#### Written instruction:
Pick up the essay about rereading Lovecraft's stories after its last quoted line and carry it forward in the same voice.

#### Source:
(begin)
Necronomicon: The Best Weird Tales - H.P. Lovecraft, Les Edwards, Stephen Jones I never cease to be amazed by literary language, specifically words wrought in English, that being the only language in which I am fluent.
Wrought as in deftly formed and finished, or intently delineated, styled, ornamented, disturbed or excited, or shaped by hammering and beating. Though the works differ, all my favorite writers are crafters of this sort.

I periodically experience word cravings. I’ll search the shelves for something to satisfy, and indulge in words with a pleasure akin to savoring champagne or chocolate, or champagne and chocolate. I’m a compulsive re-reader compelled by a lust for the language of favored authors, and sometimes only Lovecraft will do, and sometimes the compulsion is compounded by an obsession with an edition, a longing for the particular vintage and composition and feel of a particular book. Such is the case here.

This time I opened to The Thing On The Doorstep, and I’m not making it up when I say it was a dark and stormy night. It was a dark and very stormy night and I was reading in bed by lamp light, as in flame, because the power was out. The raised windows rattled like cranked speakers broadcasting thunder and rain, and the air smelled of ozone and smoke. Shadows flickered on the walls all around, and myself and my pillows and cats cast a curiously monstrous semblance as I read:

It is true that I have sent six bullets through the head of my best friend, and yet I hope to show by this statement that I am not his murderer. At first I shall be called a madman, madder than the man I shot in his cell at the Arkham Sanatorium. Later some of my readers will weigh each statement, correlate it with the known facts, and ask themselves how I could have believed otherwise than I did after facing the evidence of that horror – the thing on the doorstep.

Ah, horror! As a genre it’s a real mixed bag, everything from gothic romances to gore porn. I skew gothic, and Lovecraft sets the standard for me; if horror appeals, it’s a variation on Lovecraft in premise, theme and style. Not an attempt at imitation, which is bound to fail, but one way or another: the premise will be strange and the language spectacular; the story will be a character study of person, place and/or thing; an alien will be encountered (whether invasive or as some hidden aspect of the familiar); and the theme will resonate with the following tenets, and I quote:

- "From even the greatest of horrors irony is seldom absent."
- "The oldest and strongest emotion of mankind is fear, and the oldest and strongest kind of fear is fear of the unknown."
- "Memories and possibilities are ever more hideous than realities."
- "No madness of mine can account for all the evidence."
(end)
#### Provided records:
(begin)
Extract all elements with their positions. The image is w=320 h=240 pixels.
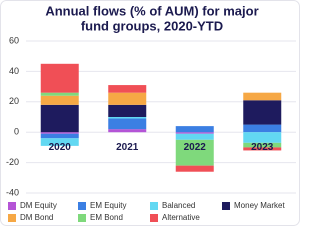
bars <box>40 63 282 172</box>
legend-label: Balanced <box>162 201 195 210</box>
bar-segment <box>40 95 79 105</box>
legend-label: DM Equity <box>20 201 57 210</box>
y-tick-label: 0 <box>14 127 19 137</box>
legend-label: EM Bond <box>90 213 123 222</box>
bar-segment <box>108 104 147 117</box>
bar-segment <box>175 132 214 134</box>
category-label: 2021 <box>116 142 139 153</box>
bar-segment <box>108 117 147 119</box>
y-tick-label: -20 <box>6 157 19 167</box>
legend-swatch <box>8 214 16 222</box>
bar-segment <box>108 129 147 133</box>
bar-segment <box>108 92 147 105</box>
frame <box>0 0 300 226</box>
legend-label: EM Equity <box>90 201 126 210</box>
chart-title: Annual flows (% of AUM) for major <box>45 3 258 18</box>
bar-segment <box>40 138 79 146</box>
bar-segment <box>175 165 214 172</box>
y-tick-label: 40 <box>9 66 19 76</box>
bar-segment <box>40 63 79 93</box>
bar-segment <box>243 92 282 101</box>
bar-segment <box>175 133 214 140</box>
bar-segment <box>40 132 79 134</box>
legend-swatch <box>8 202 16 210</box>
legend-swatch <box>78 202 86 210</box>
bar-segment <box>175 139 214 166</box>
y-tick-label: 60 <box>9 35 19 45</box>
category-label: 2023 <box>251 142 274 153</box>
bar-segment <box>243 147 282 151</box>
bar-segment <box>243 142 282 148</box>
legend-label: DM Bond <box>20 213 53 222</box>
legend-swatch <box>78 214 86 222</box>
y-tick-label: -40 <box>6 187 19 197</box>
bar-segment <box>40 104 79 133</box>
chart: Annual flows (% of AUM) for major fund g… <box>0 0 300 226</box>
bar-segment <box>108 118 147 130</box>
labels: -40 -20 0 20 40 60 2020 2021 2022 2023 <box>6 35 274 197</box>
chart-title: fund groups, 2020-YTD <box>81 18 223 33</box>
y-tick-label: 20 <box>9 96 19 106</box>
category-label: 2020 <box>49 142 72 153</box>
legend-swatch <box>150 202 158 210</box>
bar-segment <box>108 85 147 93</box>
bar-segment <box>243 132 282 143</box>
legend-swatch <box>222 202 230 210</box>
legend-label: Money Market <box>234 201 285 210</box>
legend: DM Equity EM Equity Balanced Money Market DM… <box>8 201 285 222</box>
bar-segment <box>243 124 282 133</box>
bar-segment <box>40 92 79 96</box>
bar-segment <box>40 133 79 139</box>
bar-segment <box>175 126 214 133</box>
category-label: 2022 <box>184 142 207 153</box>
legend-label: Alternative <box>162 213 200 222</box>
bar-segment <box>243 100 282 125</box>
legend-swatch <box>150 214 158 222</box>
(end)
#### Response:
- "Men of broader intellect know that there is no sharp distinction betwixt the real and the unreal; that all things appear as they do only by virtue of the delicate individual physical and mental media through which we are made conscious of them. With five feeble senses we pretend to comprehend the boundlessly complex cosmos, yet other beings with wider, stronger, or different range of senses might not only see very differently the things we see, but might see and study whole worlds of matter, energy, and life which lie close at hand yet can never be detected with the senses we have."

In sum, the key questions are always what the hell just happened, what is that, and am I losing my fucking mind, the intractable problem being that you’ve got to do something despite all the shit you can’t figure out or control, the central concern being oh lord please don’t let me be misunderstood.

So I say that I have not murdered Edward Derby. Rather have I avenged him, and in so doing purged the earth of a horror whose survival might have loosed untold terrors on all mankind. There are black zones of shadow close to our daily paths, and now and then some evil soul breaks a passage through. When that happens, the man who knows must strike before reckoning the consequences.

Psychic deterioration and despair are givens in gothic horror, but so are valor and sorrow, qualities that make it romantic in the classical sense and, in my opinion, the most interesting sort of horror.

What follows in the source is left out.